▸ **Source data**:
+ + +
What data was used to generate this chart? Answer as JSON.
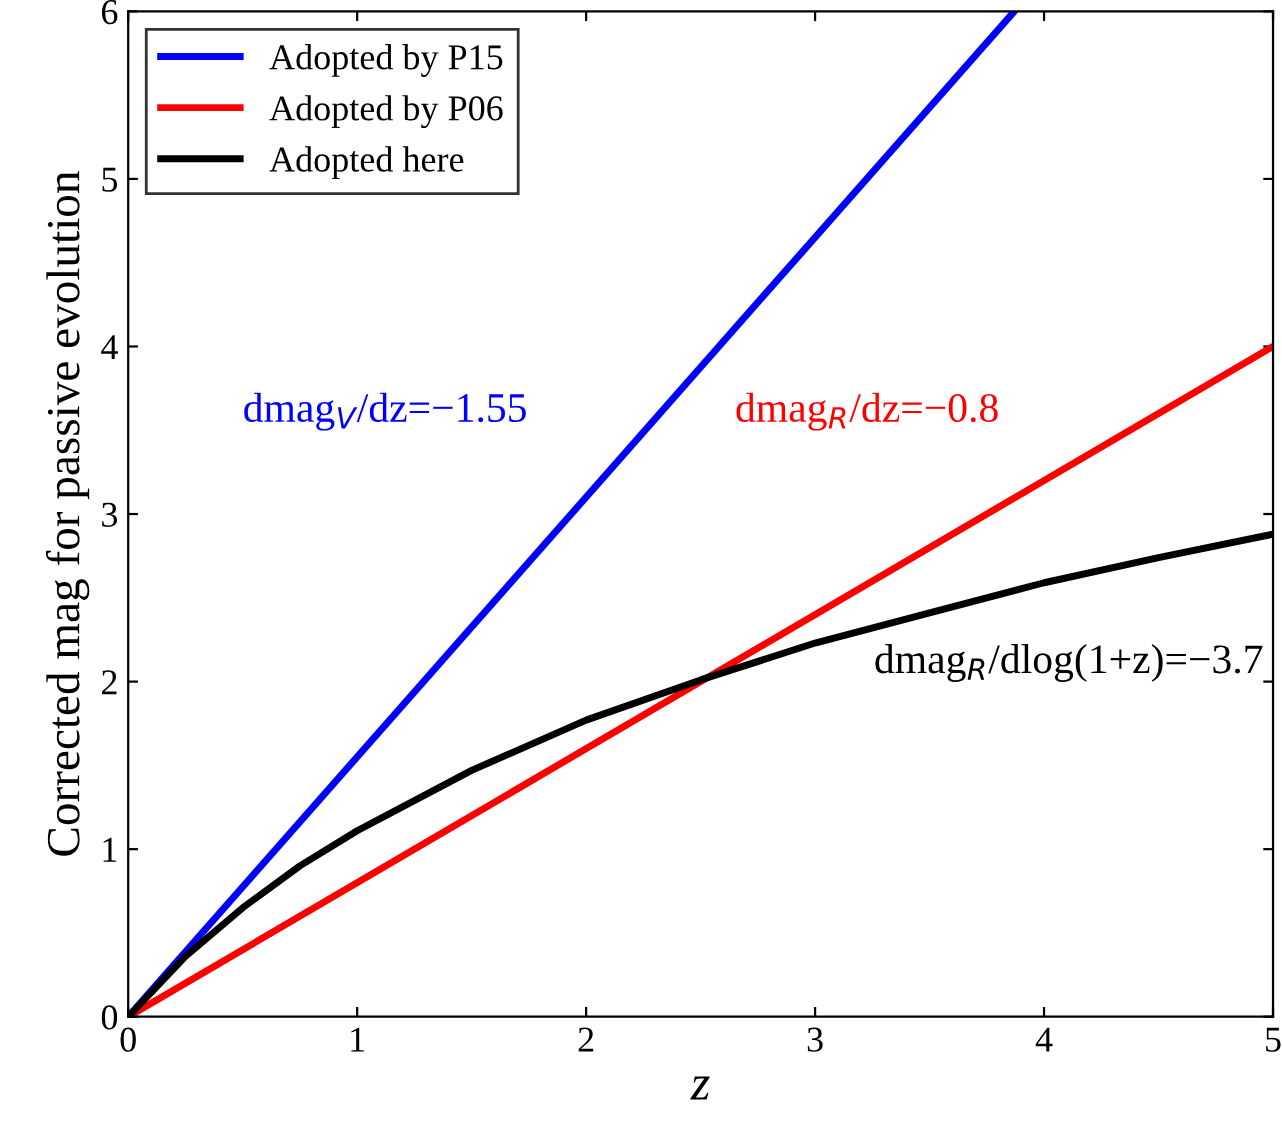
{
  "chart_data": {
    "type": "line",
    "xlabel": "z",
    "ylabel": "Corrected mag for passive evolution",
    "xlim": [
      0,
      5
    ],
    "ylim": [
      0,
      6
    ],
    "xticks": [
      0,
      1,
      2,
      3,
      4,
      5
    ],
    "yticks": [
      0,
      1,
      2,
      3,
      4,
      5,
      6
    ],
    "grid": false,
    "legend": "top left",
    "marker": "none",
    "line_style": "solid",
    "series": [
      {
        "name": "Adopted by P15",
        "color": "#0000ff",
        "x": [
          0,
          3.87
        ],
        "values": [
          0,
          6
        ]
      },
      {
        "name": "Adopted by P06",
        "color": "#ff0000",
        "x": [
          0,
          5
        ],
        "values": [
          0,
          4
        ]
      },
      {
        "name": "Adopted here",
        "color": "#000000",
        "x": [
          0,
          0.25,
          0.5,
          0.75,
          1,
          1.5,
          2,
          2.5,
          3,
          3.5,
          4,
          4.5,
          5
        ],
        "values": [
          0,
          0.36,
          0.65,
          0.9,
          1.11,
          1.47,
          1.77,
          2.01,
          2.23,
          2.41,
          2.59,
          2.74,
          2.88
        ]
      }
    ],
    "annotations": [
      "dmag$_{V}$/dz=−1.55",
      "dmag$_{R}$/dz=−0.8",
      "dmag$_{R}$/dlog(1+z)=−3.7"
    ]
  }
}
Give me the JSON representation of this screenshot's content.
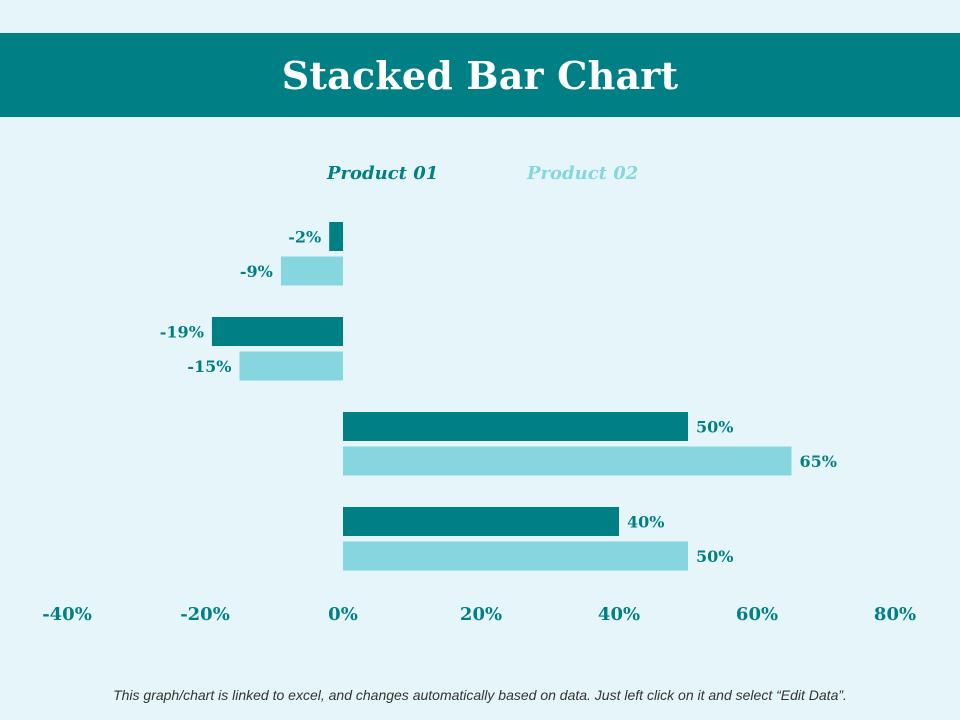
{
  "slide": {
    "title": "Stacked Bar Chart",
    "footnote": "This graph/chart is linked to excel, and changes automatically based on data. Just left click on it and select “Edit Data”."
  },
  "colors": {
    "background": "#e6f5f9",
    "title_bar": "#007f84",
    "title_text": "#ffffff",
    "product01": "#007f84",
    "product02": "#86d6df",
    "tick_text": "#007f84",
    "data_label": "#007f84"
  },
  "chart_data": {
    "type": "bar",
    "orientation": "horizontal",
    "title": "",
    "xlabel": "",
    "ylabel": "",
    "xlim": [
      -40,
      80
    ],
    "x_ticks": [
      -40,
      -20,
      0,
      20,
      40,
      60,
      80
    ],
    "x_tick_labels": [
      "-40%",
      "-20%",
      "0%",
      "20%",
      "40%",
      "60%",
      "80%"
    ],
    "grid": false,
    "legend": {
      "position": "top",
      "entries": [
        "Product 01",
        "Product 02"
      ]
    },
    "categories": [
      "",
      "",
      "",
      ""
    ],
    "series": [
      {
        "name": "Product 01",
        "values": [
          -2,
          -19,
          50,
          40
        ],
        "labels": [
          "-2%",
          "-19%",
          "50%",
          "40%"
        ]
      },
      {
        "name": "Product 02",
        "values": [
          -9,
          -15,
          65,
          50
        ],
        "labels": [
          "-9%",
          "-15%",
          "65%",
          "50%"
        ]
      }
    ]
  }
}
+ + +
▸ **Problem**: Make an exact copy of all the material, but keep the pictures out of it.

▸ **Response to the task**:
What data was used to generate this chart? Answer as JSON.
{
  "chart_data": {
    "type": "line",
    "xlabel": "z",
    "ylabel": "Corrected mag for passive evolution",
    "xlim": [
      0,
      5
    ],
    "ylim": [
      0,
      6
    ],
    "xticks": [
      0,
      1,
      2,
      3,
      4,
      5
    ],
    "yticks": [
      0,
      1,
      2,
      3,
      4,
      5,
      6
    ],
    "grid": false,
    "legend": "top left",
    "marker": "none",
    "line_style": "solid",
    "series": [
      {
        "name": "Adopted by P15",
        "color": "#0000ff",
        "x": [
          0,
          3.87
        ],
        "values": [
          0,
          6
        ]
      },
      {
        "name": "Adopted by P06",
        "color": "#ff0000",
        "x": [
          0,
          5
        ],
        "values": [
          0,
          4
        ]
      },
      {
        "name": "Adopted here",
        "color": "#000000",
        "x": [
          0,
          0.25,
          0.5,
          0.75,
          1,
          1.5,
          2,
          2.5,
          3,
          3.5,
          4,
          4.5,
          5
        ],
        "values": [
          0,
          0.36,
          0.65,
          0.9,
          1.11,
          1.47,
          1.77,
          2.01,
          2.23,
          2.41,
          2.59,
          2.74,
          2.88
        ]
      }
    ],
    "annotations": [
      "dmag$_{V}$/dz=−1.55",
      "dmag$_{R}$/dz=−0.8",
      "dmag$_{R}$/dlog(1+z)=−3.7"
    ]
  }
}
Give me the JSON representation of this screenshot's content.
{
  "slide": {
    "title": "Stacked Bar Chart",
    "footnote": "This graph/chart is linked to excel, and changes automatically based on data. Just left click on it and select “Edit Data”."
  },
  "colors": {
    "background": "#e6f5f9",
    "title_bar": "#007f84",
    "title_text": "#ffffff",
    "product01": "#007f84",
    "product02": "#86d6df",
    "tick_text": "#007f84",
    "data_label": "#007f84"
  },
  "chart_data": {
    "type": "bar",
    "orientation": "horizontal",
    "title": "",
    "xlabel": "",
    "ylabel": "",
    "xlim": [
      -40,
      80
    ],
    "x_ticks": [
      -40,
      -20,
      0,
      20,
      40,
      60,
      80
    ],
    "x_tick_labels": [
      "-40%",
      "-20%",
      "0%",
      "20%",
      "40%",
      "60%",
      "80%"
    ],
    "grid": false,
    "legend": {
      "position": "top",
      "entries": [
        "Product 01",
        "Product 02"
      ]
    },
    "categories": [
      "",
      "",
      "",
      ""
    ],
    "series": [
      {
        "name": "Product 01",
        "values": [
          -2,
          -19,
          50,
          40
        ],
        "labels": [
          "-2%",
          "-19%",
          "50%",
          "40%"
        ]
      },
      {
        "name": "Product 02",
        "values": [
          -9,
          -15,
          65,
          50
        ],
        "labels": [
          "-9%",
          "-15%",
          "65%",
          "50%"
        ]
      }
    ]
  }
}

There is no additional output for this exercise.